• **Problem requirements**
Count how many lines contain the word "title". Respond with the number alone.

── Task input

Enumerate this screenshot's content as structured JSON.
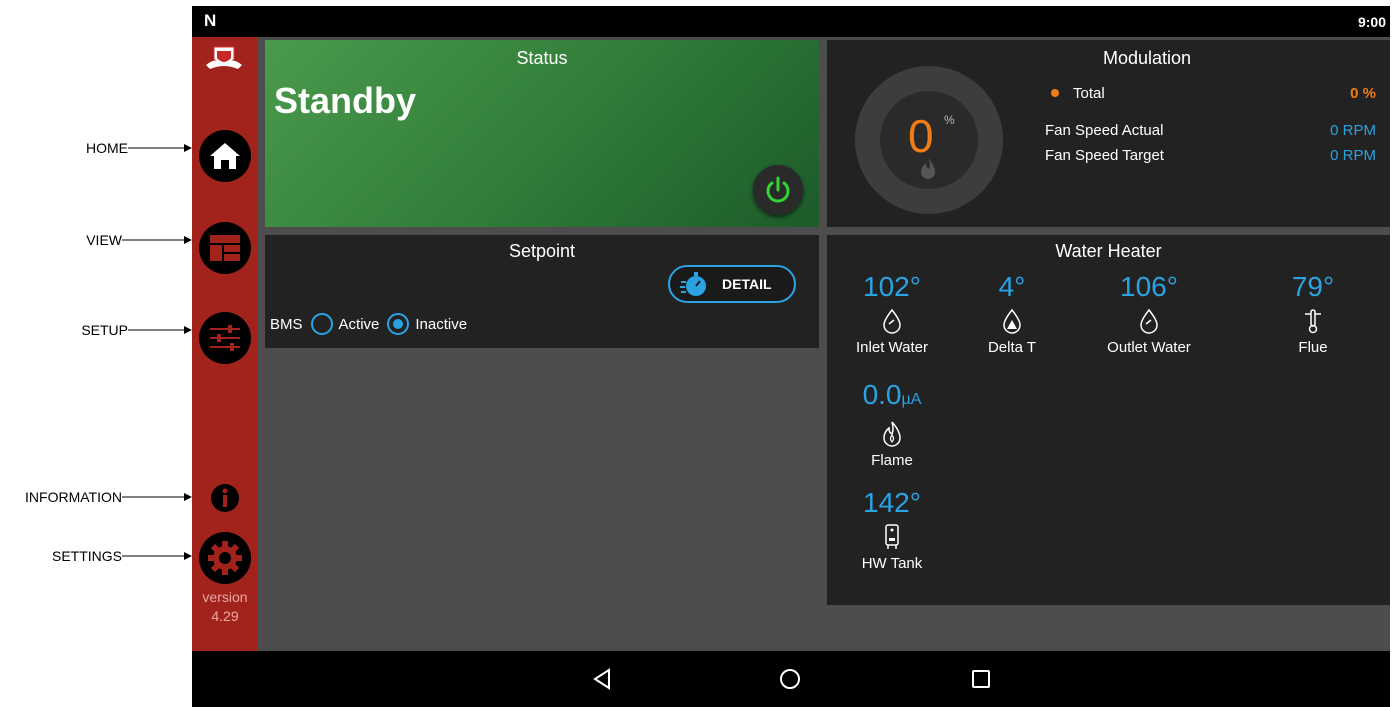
{
  "callouts": {
    "home": "HOME",
    "view": "VIEW",
    "setup": "SETUP",
    "information": "INFORMATION",
    "settings": "SETTINGS"
  },
  "statusbar": {
    "logo": "N",
    "time": "9:00"
  },
  "sidebar": {
    "items": [
      {
        "name": "home",
        "icon": "home-icon"
      },
      {
        "name": "view",
        "icon": "dashboard-icon"
      },
      {
        "name": "setup",
        "icon": "sliders-icon"
      },
      {
        "name": "information",
        "icon": "info-icon"
      },
      {
        "name": "settings",
        "icon": "gear-icon"
      }
    ],
    "version_label": "version",
    "version_number": "4.29"
  },
  "status": {
    "title": "Status",
    "value": "Standby"
  },
  "setpoint": {
    "title": "Setpoint",
    "detail_label": "DETAIL",
    "bms_label": "BMS",
    "options": [
      "Active",
      "Inactive"
    ],
    "selected": "Inactive"
  },
  "modulation": {
    "title": "Modulation",
    "gauge_value": "0",
    "gauge_unit": "%",
    "total_label": "Total",
    "total_value": "0 %",
    "fan_actual_label": "Fan Speed Actual",
    "fan_actual_value": "0 RPM",
    "fan_target_label": "Fan Speed Target",
    "fan_target_value": "0 RPM"
  },
  "water_heater": {
    "title": "Water Heater",
    "inlet": {
      "value": "102°",
      "label": "Inlet Water"
    },
    "delta": {
      "value": "4°",
      "label": "Delta T"
    },
    "outlet": {
      "value": "106°",
      "label": "Outlet Water"
    },
    "flue": {
      "value": "79°",
      "label": "Flue"
    },
    "flame": {
      "value": "0.0",
      "unit": "µA",
      "label": "Flame"
    },
    "tank": {
      "value": "142°",
      "label": "HW Tank"
    }
  },
  "colors": {
    "accent_blue": "#2aa3e2",
    "accent_orange": "#f07d17",
    "sidebar_red": "#a1231c",
    "power_green": "#33d433"
  }
}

────

• **Written solution**
4